» Selected text
## START

24 new IrOp variants compiled to native WASM f64 instructions.
EmitCtx struct threads f64 scratch locals through all emit functions.
Float constant folding: 1.5E0 2.5E0 F+ folds to PushF64(4.0).
Float peephole: PushF64+FDrop, FDup+FDrop, FSwap+FSwap eliminated.
Float literals now compile as PushF64 IR ops instead of anonymous host calls.

~420 lines of Rust closure code removed from outer.rs.
All 14 optimizations now implemented. 430 tests passing.
This commit is contained in:
Oleksandr Kozachuk
2026-04-02 13:47:28 +02:00
parent f7a8bf1d24
commit bf7581ad9e
4 changed files with 893 additions and 423 deletions
Download Patch File Download Diff File Expand all files Collapse all files
crates/core/src/outer.rs
+82 -382
View File
@@ -7148,95 +7148,10 @@ impl ForthVM {
/// Float stack manipulation words.
fn register_float_stack_ops(&mut self) -> anyhow::Result<()> {
// FDROP ( F: r -- )
{
let fsp = self.fsp;
let func = Func::new(
&mut self.store,
FuncType::new(&self.engine, [], []),
move |mut caller, _, _| {
let sp = fsp.get(&mut caller).unwrap_i32() as u32;
if sp >= FLOAT_STACK_TOP {
return Err(wasmtime::Error::msg("float stack underflow"));
}
fsp.set(&mut caller, Val::I32((sp + 8) as i32)).unwrap();
Ok(())
},
);
self.register_host_primitive("FDROP", false, func)?;
}
// FDUP ( F: r -- r r )
{
let memory = self.memory;
let fsp = self.fsp;
let func = Func::new(
&mut self.store,
FuncType::new(&self.engine, [], []),
move |mut caller, _, _| {
let sp = fsp.get(&mut caller).unwrap_i32() as u32;
if sp >= FLOAT_STACK_TOP {
return Err(wasmtime::Error::msg("float stack underflow"));
}
let new_sp = sp - 8;
if new_sp < FLOAT_STACK_BASE {
return Err(wasmtime::Error::msg("float stack overflow"));
}
let mem = memory.data(&caller);
let bytes: [u8; 8] = mem[sp as usize..sp as usize + 8].try_into().unwrap();
fsp.set(&mut caller, Val::I32(new_sp as i32)).unwrap();
let mem = memory.data_mut(&mut caller);
mem[new_sp as usize..new_sp as usize + 8].copy_from_slice(&bytes);
Ok(())
},
);
self.register_host_primitive("FDUP", false, func)?;
}
// FSWAP ( F: r1 r2 -- r2 r1 )

## END

» To be done
a) Condense the paragraph of the commit text that begins "24 new IrOp variants" into a bulleted list, keeping its main facts.
b) Output the stretch of the commit text from "Float peephole: PushF64+FDrop, FDup+FDrop, FSwap+FSwap" through "removed from outer.rs.", word for word.

» Dataset excerpt

## START

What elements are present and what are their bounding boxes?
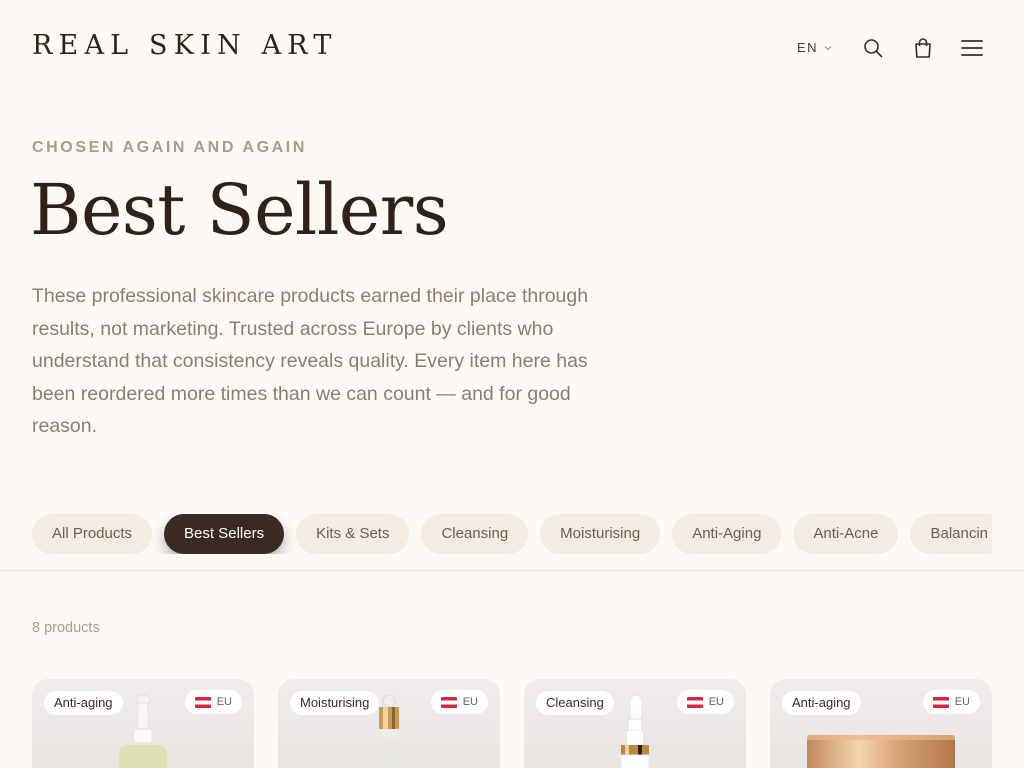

## END

» In response
a)
- 24 new IrOp variants compile to native WASM f64 instructions.
- An EmitCtx struct passes f64 scratch locals through all emit functions.
- Float constant folding turns 1.5E0 2.5E0 F+ into PushF64(4.0).
- A float peephole pass eliminates PushF64+FDrop, FDup+FDrop and FSwap+FSwap.
- Float literals compile as PushF64 IR ops rather than anonymous host calls.

b)
Float peephole: PushF64+FDrop, FDup+FDrop, FSwap+FSwap eliminated.
Float literals now compile as PushF64 IR ops instead of anonymous host calls.

~420 lines of Rust closure code removed from outer.rs.